--- Supplied information ---
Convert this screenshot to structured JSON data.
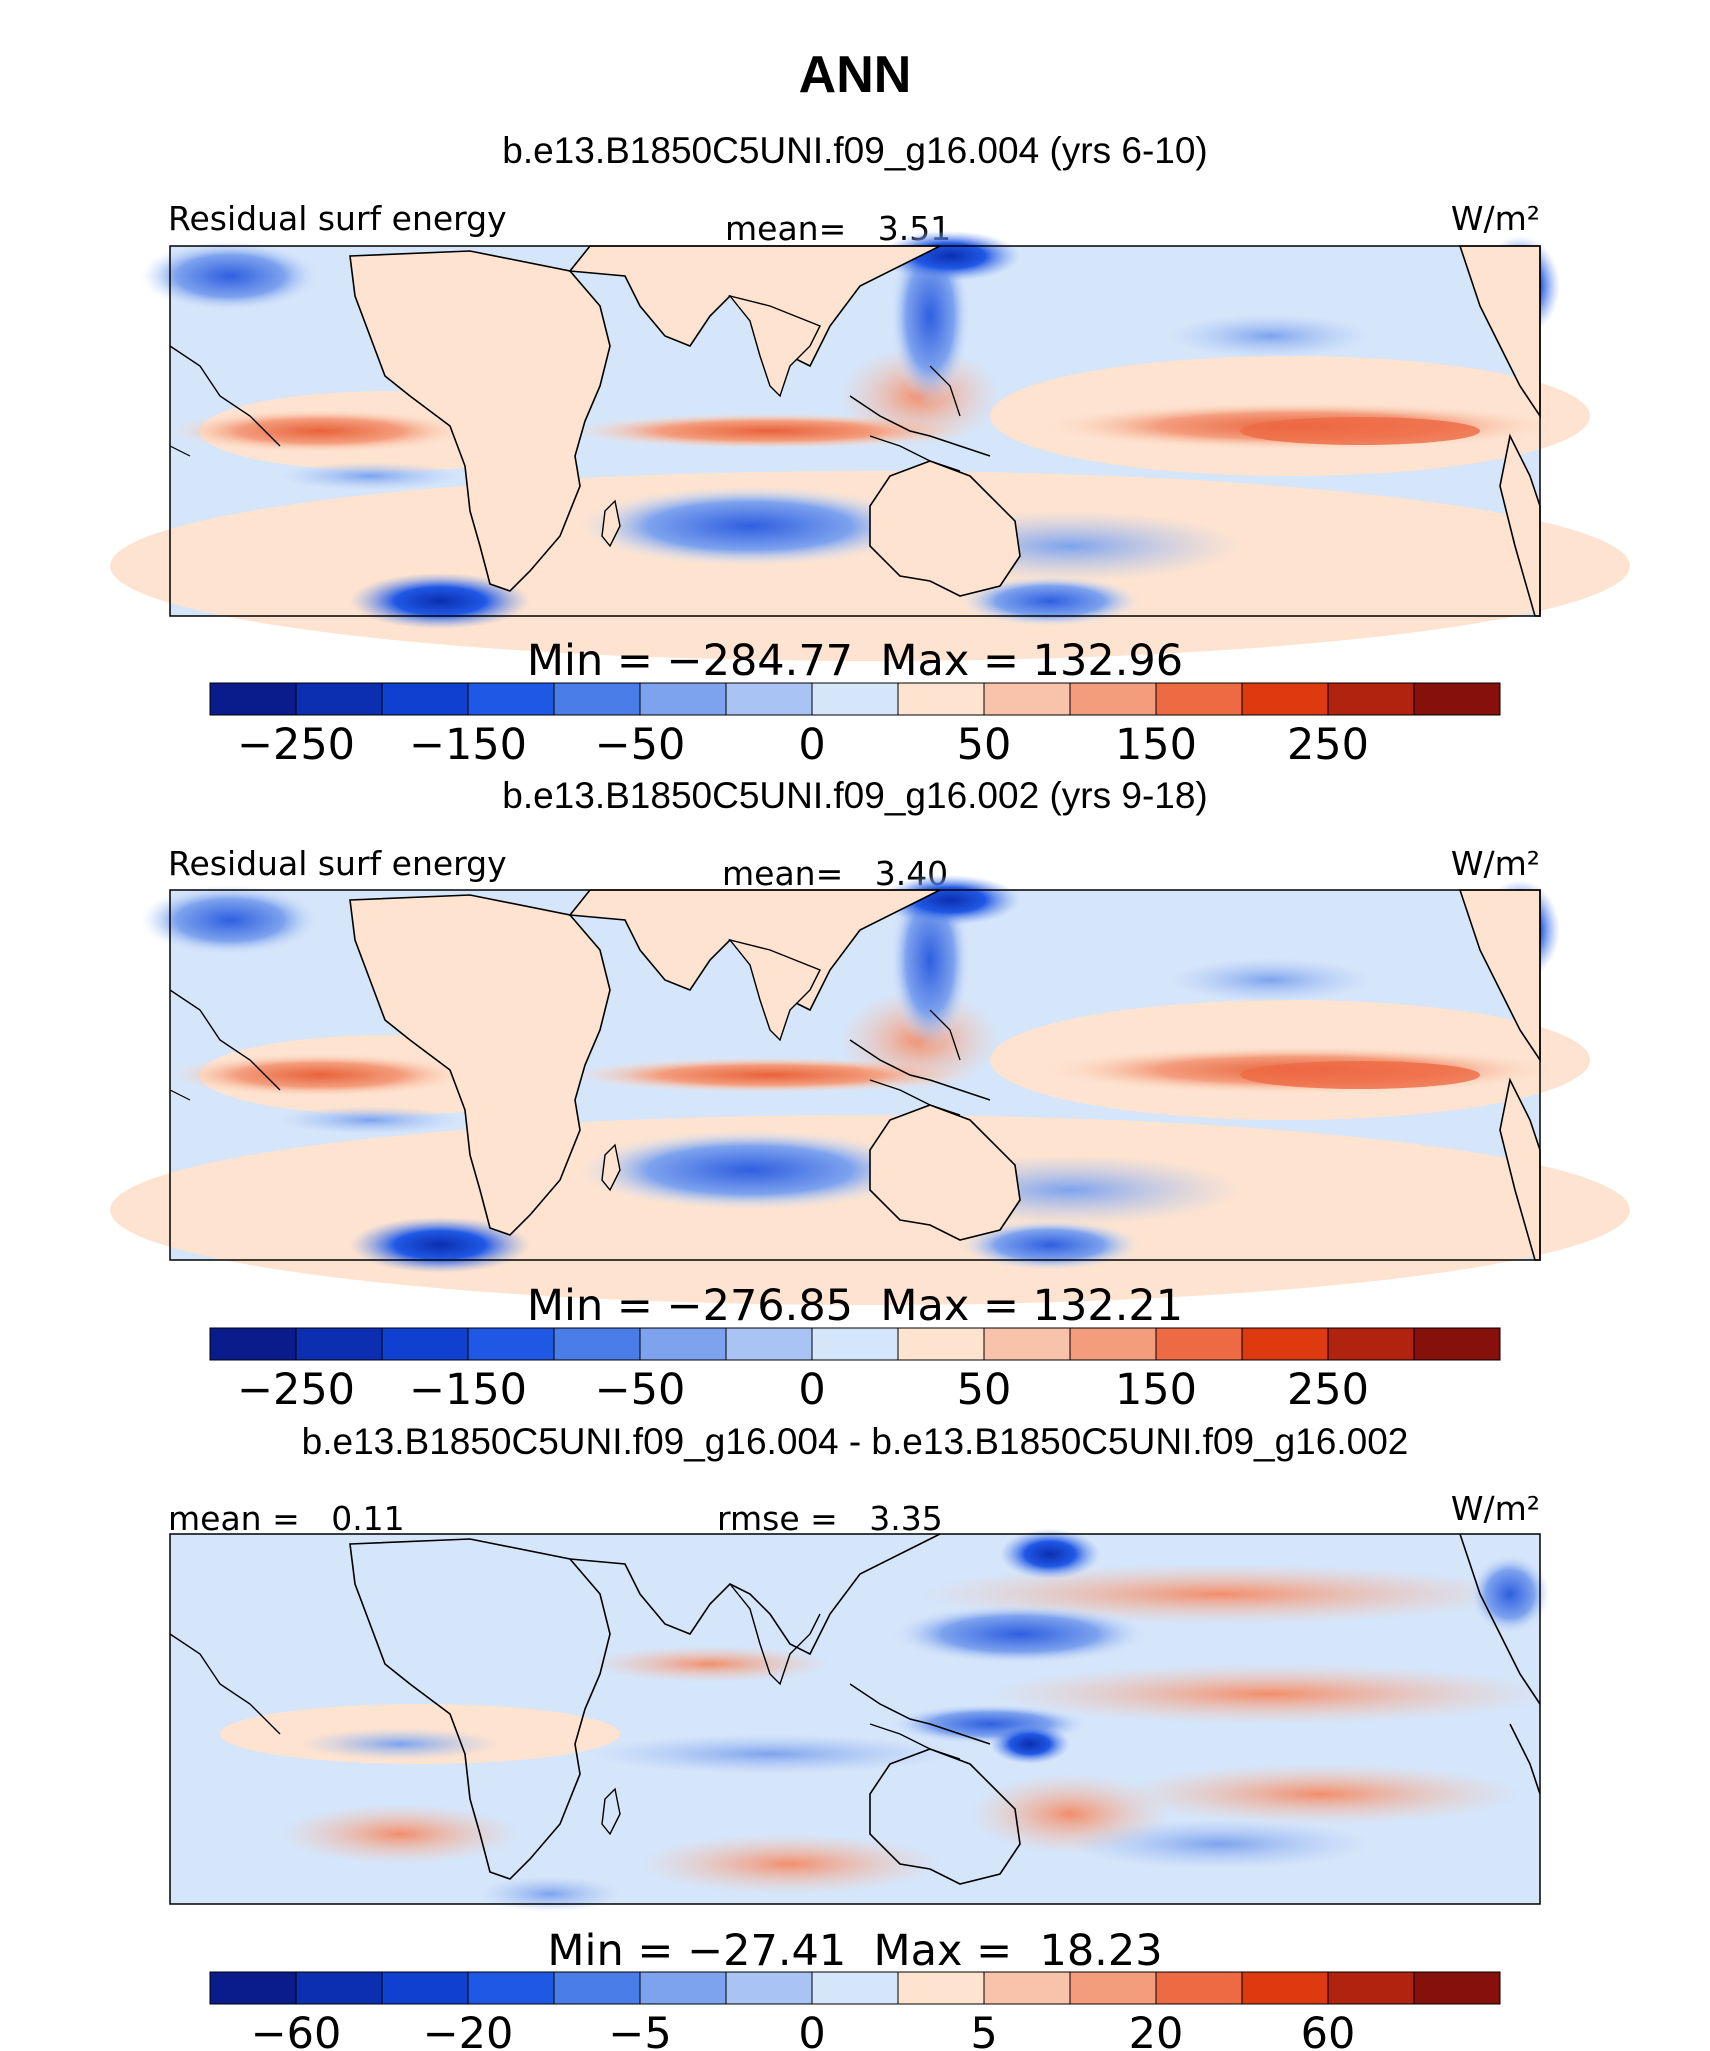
{
  "chart_data": {
    "type": "heatmap",
    "title": "ANN",
    "panels": [
      {
        "subtitle": "b.e13.B1850C5UNI.f09_g16.004 (yrs 6-10)",
        "left_label": "Residual surf energy",
        "center_label": "mean=   3.51",
        "units": "W/m²",
        "stats": "Min = −284.77  Max = 132.96",
        "colorbar_ticks": [
          "−250",
          "−150",
          "−50",
          "0",
          "50",
          "150",
          "250"
        ],
        "colorbar_levels": [
          -300,
          -250,
          -200,
          -150,
          -100,
          -50,
          -25,
          0,
          25,
          50,
          100,
          150,
          200,
          250,
          300
        ],
        "mean": 3.51,
        "min": -284.77,
        "max": 132.96
      },
      {
        "subtitle": "b.e13.B1850C5UNI.f09_g16.002 (yrs 9-18)",
        "left_label": "Residual surf energy",
        "center_label": "mean=   3.40",
        "units": "W/m²",
        "stats": "Min = −276.85  Max = 132.21",
        "colorbar_ticks": [
          "−250",
          "−150",
          "−50",
          "0",
          "50",
          "150",
          "250"
        ],
        "colorbar_levels": [
          -300,
          -250,
          -200,
          -150,
          -100,
          -50,
          -25,
          0,
          25,
          50,
          100,
          150,
          200,
          250,
          300
        ],
        "mean": 3.4,
        "min": -276.85,
        "max": 132.21
      },
      {
        "subtitle": "b.e13.B1850C5UNI.f09_g16.004 - b.e13.B1850C5UNI.f09_g16.002",
        "left_label": "mean =   0.11",
        "center_label": "rmse =   3.35",
        "units": "W/m²",
        "stats": "Min = −27.41  Max =  18.23",
        "colorbar_ticks": [
          "−60",
          "−20",
          "−5",
          "0",
          "5",
          "20",
          "60"
        ],
        "colorbar_levels": [
          -80,
          -60,
          -40,
          -20,
          -10,
          -5,
          -2,
          0,
          2,
          5,
          10,
          20,
          40,
          60,
          80
        ],
        "mean": 0.11,
        "rmse": 3.35,
        "min": -27.41,
        "max": 18.23
      }
    ],
    "colormap": [
      "#0a1b8c",
      "#0b2fb0",
      "#1040d0",
      "#2058e6",
      "#4a7de8",
      "#7da2ee",
      "#a9c4f4",
      "#d5e5fa",
      "#fde3d0",
      "#f8c3aa",
      "#f49d7d",
      "#ee6a43",
      "#dd3a10",
      "#b1220f",
      "#86110a"
    ]
  }
}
---
### Exercise instructions
Your task is to copy the entries in full and exactly, without any images.

### Finished task
Convert this screenshot to structured JSON data.
{
  "chart_data": {
    "type": "heatmap",
    "title": "ANN",
    "panels": [
      {
        "subtitle": "b.e13.B1850C5UNI.f09_g16.004 (yrs 6-10)",
        "left_label": "Residual surf energy",
        "center_label": "mean=   3.51",
        "units": "W/m²",
        "stats": "Min = −284.77  Max = 132.96",
        "colorbar_ticks": [
          "−250",
          "−150",
          "−50",
          "0",
          "50",
          "150",
          "250"
        ],
        "colorbar_levels": [
          -300,
          -250,
          -200,
          -150,
          -100,
          -50,
          -25,
          0,
          25,
          50,
          100,
          150,
          200,
          250,
          300
        ],
        "mean": 3.51,
        "min": -284.77,
        "max": 132.96
      },
      {
        "subtitle": "b.e13.B1850C5UNI.f09_g16.002 (yrs 9-18)",
        "left_label": "Residual surf energy",
        "center_label": "mean=   3.40",
        "units": "W/m²",
        "stats": "Min = −276.85  Max = 132.21",
        "colorbar_ticks": [
          "−250",
          "−150",
          "−50",
          "0",
          "50",
          "150",
          "250"
        ],
        "colorbar_levels": [
          -300,
          -250,
          -200,
          -150,
          -100,
          -50,
          -25,
          0,
          25,
          50,
          100,
          150,
          200,
          250,
          300
        ],
        "mean": 3.4,
        "min": -276.85,
        "max": 132.21
      },
      {
        "subtitle": "b.e13.B1850C5UNI.f09_g16.004 - b.e13.B1850C5UNI.f09_g16.002",
        "left_label": "mean =   0.11",
        "center_label": "rmse =   3.35",
        "units": "W/m²",
        "stats": "Min = −27.41  Max =  18.23",
        "colorbar_ticks": [
          "−60",
          "−20",
          "−5",
          "0",
          "5",
          "20",
          "60"
        ],
        "colorbar_levels": [
          -80,
          -60,
          -40,
          -20,
          -10,
          -5,
          -2,
          0,
          2,
          5,
          10,
          20,
          40,
          60,
          80
        ],
        "mean": 0.11,
        "rmse": 3.35,
        "min": -27.41,
        "max": 18.23
      }
    ],
    "colormap": [
      "#0a1b8c",
      "#0b2fb0",
      "#1040d0",
      "#2058e6",
      "#4a7de8",
      "#7da2ee",
      "#a9c4f4",
      "#d5e5fa",
      "#fde3d0",
      "#f8c3aa",
      "#f49d7d",
      "#ee6a43",
      "#dd3a10",
      "#b1220f",
      "#86110a"
    ]
  }
}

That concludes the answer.